Written exercise
Set down each line of the material that follows, exactly, with no pictures.

Input rows
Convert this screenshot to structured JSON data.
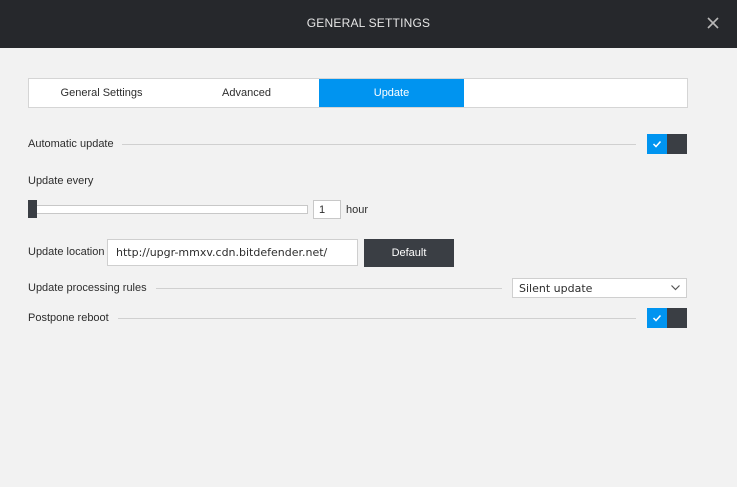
{
  "window": {
    "title": "GENERAL SETTINGS"
  },
  "tabs": [
    {
      "label": "General Settings",
      "active": false
    },
    {
      "label": "Advanced",
      "active": false
    },
    {
      "label": "Update",
      "active": true
    }
  ],
  "settings": {
    "automatic_update": {
      "label": "Automatic update",
      "enabled": true
    },
    "update_every": {
      "label": "Update every",
      "value": "1",
      "unit": "hour",
      "slider_level": 0
    },
    "update_location": {
      "label": "Update location",
      "value": "http://upgr-mmxv.cdn.bitdefender.net/",
      "default_button": "Default"
    },
    "processing_rules": {
      "label": "Update processing rules",
      "selected": "Silent update"
    },
    "postpone_reboot": {
      "label": "Postpone reboot",
      "enabled": true
    }
  },
  "colors": {
    "titlebar": "#26282c",
    "accent": "#0094f0",
    "dark": "#3a3e44",
    "background": "#f2f2f2"
  },
  "icons": {
    "close": "close-icon",
    "check": "checkmark-icon",
    "dropdown": "chevron-down-icon"
  }
}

Exercise answer
Convert this screenshot to structured JSON data.
{
  "window": {
    "title": "GENERAL SETTINGS"
  },
  "tabs": [
    {
      "label": "General Settings",
      "active": false
    },
    {
      "label": "Advanced",
      "active": false
    },
    {
      "label": "Update",
      "active": true
    }
  ],
  "settings": {
    "automatic_update": {
      "label": "Automatic update",
      "enabled": true
    },
    "update_every": {
      "label": "Update every",
      "value": "1",
      "unit": "hour",
      "slider_level": 0
    },
    "update_location": {
      "label": "Update location",
      "value": "http://upgr-mmxv.cdn.bitdefender.net/",
      "default_button": "Default"
    },
    "processing_rules": {
      "label": "Update processing rules",
      "selected": "Silent update"
    },
    "postpone_reboot": {
      "label": "Postpone reboot",
      "enabled": true
    }
  },
  "colors": {
    "titlebar": "#26282c",
    "accent": "#0094f0",
    "dark": "#3a3e44",
    "background": "#f2f2f2"
  },
  "icons": {
    "close": "close-icon",
    "check": "checkmark-icon",
    "dropdown": "chevron-down-icon"
  }
}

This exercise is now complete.